== Data in this exercise
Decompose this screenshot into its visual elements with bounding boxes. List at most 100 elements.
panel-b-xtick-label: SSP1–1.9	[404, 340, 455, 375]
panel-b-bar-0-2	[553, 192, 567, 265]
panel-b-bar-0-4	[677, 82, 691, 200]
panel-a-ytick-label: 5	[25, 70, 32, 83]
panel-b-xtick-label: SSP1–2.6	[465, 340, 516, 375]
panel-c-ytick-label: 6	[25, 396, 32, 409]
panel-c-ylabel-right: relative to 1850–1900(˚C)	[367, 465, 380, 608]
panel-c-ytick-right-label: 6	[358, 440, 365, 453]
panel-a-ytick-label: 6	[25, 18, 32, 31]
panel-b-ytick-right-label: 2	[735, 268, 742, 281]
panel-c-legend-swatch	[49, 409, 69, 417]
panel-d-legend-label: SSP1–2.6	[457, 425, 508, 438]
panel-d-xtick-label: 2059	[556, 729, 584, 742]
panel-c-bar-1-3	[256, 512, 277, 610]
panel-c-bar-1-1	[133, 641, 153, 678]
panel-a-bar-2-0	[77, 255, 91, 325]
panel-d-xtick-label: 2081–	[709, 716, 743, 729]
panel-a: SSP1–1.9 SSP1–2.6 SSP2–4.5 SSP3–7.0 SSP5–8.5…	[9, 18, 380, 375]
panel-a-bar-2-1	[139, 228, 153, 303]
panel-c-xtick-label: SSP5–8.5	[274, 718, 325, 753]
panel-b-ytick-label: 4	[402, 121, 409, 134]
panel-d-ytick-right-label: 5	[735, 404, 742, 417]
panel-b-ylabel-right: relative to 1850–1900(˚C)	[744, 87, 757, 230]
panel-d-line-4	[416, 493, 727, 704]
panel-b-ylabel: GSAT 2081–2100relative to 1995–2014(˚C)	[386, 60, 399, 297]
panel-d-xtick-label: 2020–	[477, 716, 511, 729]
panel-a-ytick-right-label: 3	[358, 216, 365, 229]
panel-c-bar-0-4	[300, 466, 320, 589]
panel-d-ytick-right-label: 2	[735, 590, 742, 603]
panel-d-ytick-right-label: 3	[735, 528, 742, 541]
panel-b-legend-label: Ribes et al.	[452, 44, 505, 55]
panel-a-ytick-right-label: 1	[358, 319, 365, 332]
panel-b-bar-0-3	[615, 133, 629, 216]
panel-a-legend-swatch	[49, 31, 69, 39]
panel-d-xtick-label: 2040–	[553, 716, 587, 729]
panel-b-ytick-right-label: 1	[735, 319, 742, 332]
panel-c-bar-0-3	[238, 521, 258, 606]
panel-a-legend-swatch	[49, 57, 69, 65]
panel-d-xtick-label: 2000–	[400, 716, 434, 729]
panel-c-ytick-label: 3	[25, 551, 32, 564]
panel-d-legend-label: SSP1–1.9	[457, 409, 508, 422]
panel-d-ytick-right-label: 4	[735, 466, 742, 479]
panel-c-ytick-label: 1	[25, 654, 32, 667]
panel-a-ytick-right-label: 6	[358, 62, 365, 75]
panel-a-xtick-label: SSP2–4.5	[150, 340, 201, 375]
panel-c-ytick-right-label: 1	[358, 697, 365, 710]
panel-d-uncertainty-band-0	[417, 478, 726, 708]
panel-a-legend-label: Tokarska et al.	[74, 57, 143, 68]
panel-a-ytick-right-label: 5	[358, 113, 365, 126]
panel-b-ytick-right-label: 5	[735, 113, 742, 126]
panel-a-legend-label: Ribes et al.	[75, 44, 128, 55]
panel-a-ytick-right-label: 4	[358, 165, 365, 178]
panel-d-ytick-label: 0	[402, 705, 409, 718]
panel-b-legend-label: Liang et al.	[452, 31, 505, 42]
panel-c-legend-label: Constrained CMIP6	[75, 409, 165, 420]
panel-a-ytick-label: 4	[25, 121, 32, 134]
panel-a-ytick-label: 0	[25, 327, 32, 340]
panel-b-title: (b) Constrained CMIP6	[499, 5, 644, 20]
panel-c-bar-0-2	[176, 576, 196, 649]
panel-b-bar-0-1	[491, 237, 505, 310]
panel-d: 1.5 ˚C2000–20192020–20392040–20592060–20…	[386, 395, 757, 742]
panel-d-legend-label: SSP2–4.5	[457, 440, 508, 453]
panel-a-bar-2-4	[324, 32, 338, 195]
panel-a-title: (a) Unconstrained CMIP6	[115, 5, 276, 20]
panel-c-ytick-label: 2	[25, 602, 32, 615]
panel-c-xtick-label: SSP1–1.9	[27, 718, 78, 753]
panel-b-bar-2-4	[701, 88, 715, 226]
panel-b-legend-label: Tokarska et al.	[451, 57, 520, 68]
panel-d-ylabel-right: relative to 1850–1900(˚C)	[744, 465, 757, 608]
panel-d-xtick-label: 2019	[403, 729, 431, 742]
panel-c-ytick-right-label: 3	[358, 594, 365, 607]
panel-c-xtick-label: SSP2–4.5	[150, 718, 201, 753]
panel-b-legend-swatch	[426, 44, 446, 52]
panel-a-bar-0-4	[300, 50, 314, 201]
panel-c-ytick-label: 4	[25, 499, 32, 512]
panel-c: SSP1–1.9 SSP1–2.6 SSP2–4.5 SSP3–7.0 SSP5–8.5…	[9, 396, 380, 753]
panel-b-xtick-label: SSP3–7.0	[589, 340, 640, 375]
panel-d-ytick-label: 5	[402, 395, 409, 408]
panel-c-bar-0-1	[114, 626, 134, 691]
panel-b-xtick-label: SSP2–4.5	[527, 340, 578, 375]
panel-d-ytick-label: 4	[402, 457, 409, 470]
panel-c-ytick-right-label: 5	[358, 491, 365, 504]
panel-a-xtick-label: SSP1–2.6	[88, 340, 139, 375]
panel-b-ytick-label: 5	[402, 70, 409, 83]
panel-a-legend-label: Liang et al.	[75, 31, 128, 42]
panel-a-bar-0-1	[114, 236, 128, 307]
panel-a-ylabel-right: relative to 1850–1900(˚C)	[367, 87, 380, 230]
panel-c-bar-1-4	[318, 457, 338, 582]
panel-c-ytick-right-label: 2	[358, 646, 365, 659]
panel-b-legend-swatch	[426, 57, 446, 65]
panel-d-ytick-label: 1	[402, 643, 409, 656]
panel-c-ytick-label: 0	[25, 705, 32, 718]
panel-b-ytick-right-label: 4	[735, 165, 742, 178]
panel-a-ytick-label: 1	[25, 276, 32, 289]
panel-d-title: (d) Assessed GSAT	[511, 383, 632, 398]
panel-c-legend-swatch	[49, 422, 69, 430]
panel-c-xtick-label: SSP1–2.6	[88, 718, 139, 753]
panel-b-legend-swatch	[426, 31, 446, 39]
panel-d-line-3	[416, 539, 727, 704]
====
* _Required task_: Pick out every line in the items above that contains the string "swatch", and copy each one in full.

* _Output for this task_:
panel-c-legend-swatch	[49, 409, 69, 417]
panel-a-legend-swatch	[49, 31, 69, 39]
panel-a-legend-swatch	[49, 57, 69, 65]
panel-b-legend-swatch	[426, 44, 446, 52]
panel-b-legend-swatch	[426, 57, 446, 65]
panel-c-legend-swatch	[49, 422, 69, 430]
panel-b-legend-swatch	[426, 31, 446, 39]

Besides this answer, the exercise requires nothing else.